Instruction:
Find and copy lines holding "وآله".

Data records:

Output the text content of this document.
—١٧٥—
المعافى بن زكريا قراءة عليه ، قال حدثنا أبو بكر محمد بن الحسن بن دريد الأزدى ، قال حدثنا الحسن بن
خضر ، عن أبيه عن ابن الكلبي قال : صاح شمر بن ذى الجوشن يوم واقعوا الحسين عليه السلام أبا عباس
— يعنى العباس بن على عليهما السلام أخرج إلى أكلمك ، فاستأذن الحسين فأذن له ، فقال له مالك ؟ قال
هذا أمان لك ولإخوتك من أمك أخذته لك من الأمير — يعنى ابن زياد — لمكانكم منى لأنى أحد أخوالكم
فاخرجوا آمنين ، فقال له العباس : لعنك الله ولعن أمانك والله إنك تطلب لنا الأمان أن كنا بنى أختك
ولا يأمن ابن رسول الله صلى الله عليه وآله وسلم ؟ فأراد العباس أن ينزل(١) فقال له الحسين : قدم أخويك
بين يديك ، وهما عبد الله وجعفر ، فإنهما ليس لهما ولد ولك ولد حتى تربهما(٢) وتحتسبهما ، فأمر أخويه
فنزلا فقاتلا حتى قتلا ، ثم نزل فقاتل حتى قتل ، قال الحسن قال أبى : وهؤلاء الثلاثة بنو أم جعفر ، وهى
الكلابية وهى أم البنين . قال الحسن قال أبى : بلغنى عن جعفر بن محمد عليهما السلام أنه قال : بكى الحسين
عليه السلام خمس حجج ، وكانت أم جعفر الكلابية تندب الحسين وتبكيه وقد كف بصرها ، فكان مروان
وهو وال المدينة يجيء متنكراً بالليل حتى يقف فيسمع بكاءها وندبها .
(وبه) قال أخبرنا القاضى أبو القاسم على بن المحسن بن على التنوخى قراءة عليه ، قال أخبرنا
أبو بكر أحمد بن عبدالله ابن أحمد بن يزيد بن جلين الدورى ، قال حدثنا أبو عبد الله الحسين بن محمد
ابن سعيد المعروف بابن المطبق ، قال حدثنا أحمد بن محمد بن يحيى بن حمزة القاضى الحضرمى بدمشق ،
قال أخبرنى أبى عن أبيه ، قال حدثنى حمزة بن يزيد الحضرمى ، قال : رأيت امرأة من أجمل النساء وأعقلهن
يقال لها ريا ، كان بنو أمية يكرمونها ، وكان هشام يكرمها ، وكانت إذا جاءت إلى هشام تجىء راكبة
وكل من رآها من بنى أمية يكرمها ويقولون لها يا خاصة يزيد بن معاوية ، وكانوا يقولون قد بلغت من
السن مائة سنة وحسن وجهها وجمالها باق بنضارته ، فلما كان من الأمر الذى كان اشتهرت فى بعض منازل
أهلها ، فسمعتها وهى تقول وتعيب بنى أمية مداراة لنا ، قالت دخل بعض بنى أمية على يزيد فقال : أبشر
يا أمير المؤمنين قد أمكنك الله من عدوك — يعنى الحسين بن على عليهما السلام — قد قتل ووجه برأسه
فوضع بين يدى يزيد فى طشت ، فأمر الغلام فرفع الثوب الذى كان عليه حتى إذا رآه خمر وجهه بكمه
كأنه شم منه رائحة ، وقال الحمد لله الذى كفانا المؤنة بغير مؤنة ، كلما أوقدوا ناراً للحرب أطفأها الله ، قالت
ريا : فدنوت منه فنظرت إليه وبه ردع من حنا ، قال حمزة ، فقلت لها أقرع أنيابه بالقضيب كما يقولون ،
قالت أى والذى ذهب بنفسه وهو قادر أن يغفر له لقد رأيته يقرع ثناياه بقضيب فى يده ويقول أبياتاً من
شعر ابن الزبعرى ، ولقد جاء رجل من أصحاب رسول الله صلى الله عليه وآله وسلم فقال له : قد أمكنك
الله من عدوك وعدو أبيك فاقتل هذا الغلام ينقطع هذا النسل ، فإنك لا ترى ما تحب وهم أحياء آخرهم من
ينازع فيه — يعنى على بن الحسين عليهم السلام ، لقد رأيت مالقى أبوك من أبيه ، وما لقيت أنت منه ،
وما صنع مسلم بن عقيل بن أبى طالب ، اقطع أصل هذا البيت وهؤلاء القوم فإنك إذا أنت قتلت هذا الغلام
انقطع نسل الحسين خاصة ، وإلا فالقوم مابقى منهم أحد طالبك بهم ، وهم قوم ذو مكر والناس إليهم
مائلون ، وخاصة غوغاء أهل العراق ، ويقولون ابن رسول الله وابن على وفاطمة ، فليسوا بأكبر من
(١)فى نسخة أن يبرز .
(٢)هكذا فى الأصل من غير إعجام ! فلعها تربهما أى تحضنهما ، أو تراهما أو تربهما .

Task answer:
ولا يأمن ابن رسول الله صلى الله عليه وآله وسلم ؟ فأراد العباس أن ينزل(١) فقال له الحسين : قدم أخويك
شعر ابن الزبعرى ، ولقد جاء رجل من أصحاب رسول الله صلى الله عليه وآله وسلم فقال له : قد أمكنك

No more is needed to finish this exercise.